| What is being asked |
Print all entries precisely as they are written.

| Dataset content |
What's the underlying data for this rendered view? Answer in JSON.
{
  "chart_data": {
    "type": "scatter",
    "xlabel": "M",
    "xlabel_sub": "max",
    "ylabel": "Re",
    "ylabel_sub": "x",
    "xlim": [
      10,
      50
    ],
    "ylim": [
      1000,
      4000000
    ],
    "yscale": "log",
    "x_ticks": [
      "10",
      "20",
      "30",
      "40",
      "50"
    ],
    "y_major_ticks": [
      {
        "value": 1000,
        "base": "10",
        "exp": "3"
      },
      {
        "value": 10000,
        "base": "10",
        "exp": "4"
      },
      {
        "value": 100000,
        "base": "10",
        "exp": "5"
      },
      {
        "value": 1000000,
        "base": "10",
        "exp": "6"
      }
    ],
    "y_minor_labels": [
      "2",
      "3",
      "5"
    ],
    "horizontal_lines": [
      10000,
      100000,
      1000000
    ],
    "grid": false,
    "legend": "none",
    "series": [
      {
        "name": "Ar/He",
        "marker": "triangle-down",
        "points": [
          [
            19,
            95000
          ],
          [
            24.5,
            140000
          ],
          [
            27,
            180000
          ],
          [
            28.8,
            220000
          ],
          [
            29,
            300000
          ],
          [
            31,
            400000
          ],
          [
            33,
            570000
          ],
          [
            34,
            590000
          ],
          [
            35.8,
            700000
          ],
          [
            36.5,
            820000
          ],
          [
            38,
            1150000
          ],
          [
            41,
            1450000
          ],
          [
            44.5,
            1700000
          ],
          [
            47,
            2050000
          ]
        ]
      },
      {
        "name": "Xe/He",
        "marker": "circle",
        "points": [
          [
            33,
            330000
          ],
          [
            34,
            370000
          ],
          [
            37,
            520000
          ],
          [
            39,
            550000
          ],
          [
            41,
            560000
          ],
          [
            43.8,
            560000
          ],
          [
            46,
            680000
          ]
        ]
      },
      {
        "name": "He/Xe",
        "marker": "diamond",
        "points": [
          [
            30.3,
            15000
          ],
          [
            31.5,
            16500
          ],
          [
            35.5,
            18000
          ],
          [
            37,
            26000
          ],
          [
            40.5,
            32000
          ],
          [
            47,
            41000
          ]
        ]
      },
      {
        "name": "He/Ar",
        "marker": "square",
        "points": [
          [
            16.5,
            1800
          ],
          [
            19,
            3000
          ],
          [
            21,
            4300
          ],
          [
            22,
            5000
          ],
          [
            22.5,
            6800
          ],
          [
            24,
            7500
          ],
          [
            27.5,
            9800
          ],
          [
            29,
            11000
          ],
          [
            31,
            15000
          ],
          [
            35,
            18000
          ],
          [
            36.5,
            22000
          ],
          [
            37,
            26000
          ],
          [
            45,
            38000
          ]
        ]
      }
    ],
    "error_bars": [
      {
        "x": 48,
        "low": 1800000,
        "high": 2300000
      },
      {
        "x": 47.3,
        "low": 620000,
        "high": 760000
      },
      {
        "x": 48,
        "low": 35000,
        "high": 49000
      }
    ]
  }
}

| Solution below |
What's the underlying data for this rendered view? Answer in JSON.
{
  "chart_data": {
    "type": "scatter",
    "xlabel": "M",
    "xlabel_sub": "max",
    "ylabel": "Re",
    "ylabel_sub": "x",
    "xlim": [
      10,
      50
    ],
    "ylim": [
      1000,
      4000000
    ],
    "yscale": "log",
    "x_ticks": [
      "10",
      "20",
      "30",
      "40",
      "50"
    ],
    "y_major_ticks": [
      {
        "value": 1000,
        "base": "10",
        "exp": "3"
      },
      {
        "value": 10000,
        "base": "10",
        "exp": "4"
      },
      {
        "value": 100000,
        "base": "10",
        "exp": "5"
      },
      {
        "value": 1000000,
        "base": "10",
        "exp": "6"
      }
    ],
    "y_minor_labels": [
      "2",
      "3",
      "5"
    ],
    "horizontal_lines": [
      10000,
      100000,
      1000000
    ],
    "grid": false,
    "legend": "none",
    "series": [
      {
        "name": "Ar/He",
        "marker": "triangle-down",
        "points": [
          [
            19,
            95000
          ],
          [
            24.5,
            140000
          ],
          [
            27,
            180000
          ],
          [
            28.8,
            220000
          ],
          [
            29,
            300000
          ],
          [
            31,
            400000
          ],
          [
            33,
            570000
          ],
          [
            34,
            590000
          ],
          [
            35.8,
            700000
          ],
          [
            36.5,
            820000
          ],
          [
            38,
            1150000
          ],
          [
            41,
            1450000
          ],
          [
            44.5,
            1700000
          ],
          [
            47,
            2050000
          ]
        ]
      },
      {
        "name": "Xe/He",
        "marker": "circle",
        "points": [
          [
            33,
            330000
          ],
          [
            34,
            370000
          ],
          [
            37,
            520000
          ],
          [
            39,
            550000
          ],
          [
            41,
            560000
          ],
          [
            43.8,
            560000
          ],
          [
            46,
            680000
          ]
        ]
      },
      {
        "name": "He/Xe",
        "marker": "diamond",
        "points": [
          [
            30.3,
            15000
          ],
          [
            31.5,
            16500
          ],
          [
            35.5,
            18000
          ],
          [
            37,
            26000
          ],
          [
            40.5,
            32000
          ],
          [
            47,
            41000
          ]
        ]
      },
      {
        "name": "He/Ar",
        "marker": "square",
        "points": [
          [
            16.5,
            1800
          ],
          [
            19,
            3000
          ],
          [
            21,
            4300
          ],
          [
            22,
            5000
          ],
          [
            22.5,
            6800
          ],
          [
            24,
            7500
          ],
          [
            27.5,
            9800
          ],
          [
            29,
            11000
          ],
          [
            31,
            15000
          ],
          [
            35,
            18000
          ],
          [
            36.5,
            22000
          ],
          [
            37,
            26000
          ],
          [
            45,
            38000
          ]
        ]
      }
    ],
    "error_bars": [
      {
        "x": 48,
        "low": 1800000,
        "high": 2300000
      },
      {
        "x": 47.3,
        "low": 620000,
        "high": 760000
      },
      {
        "x": 48,
        "low": 35000,
        "high": 49000
      }
    ]
  }
}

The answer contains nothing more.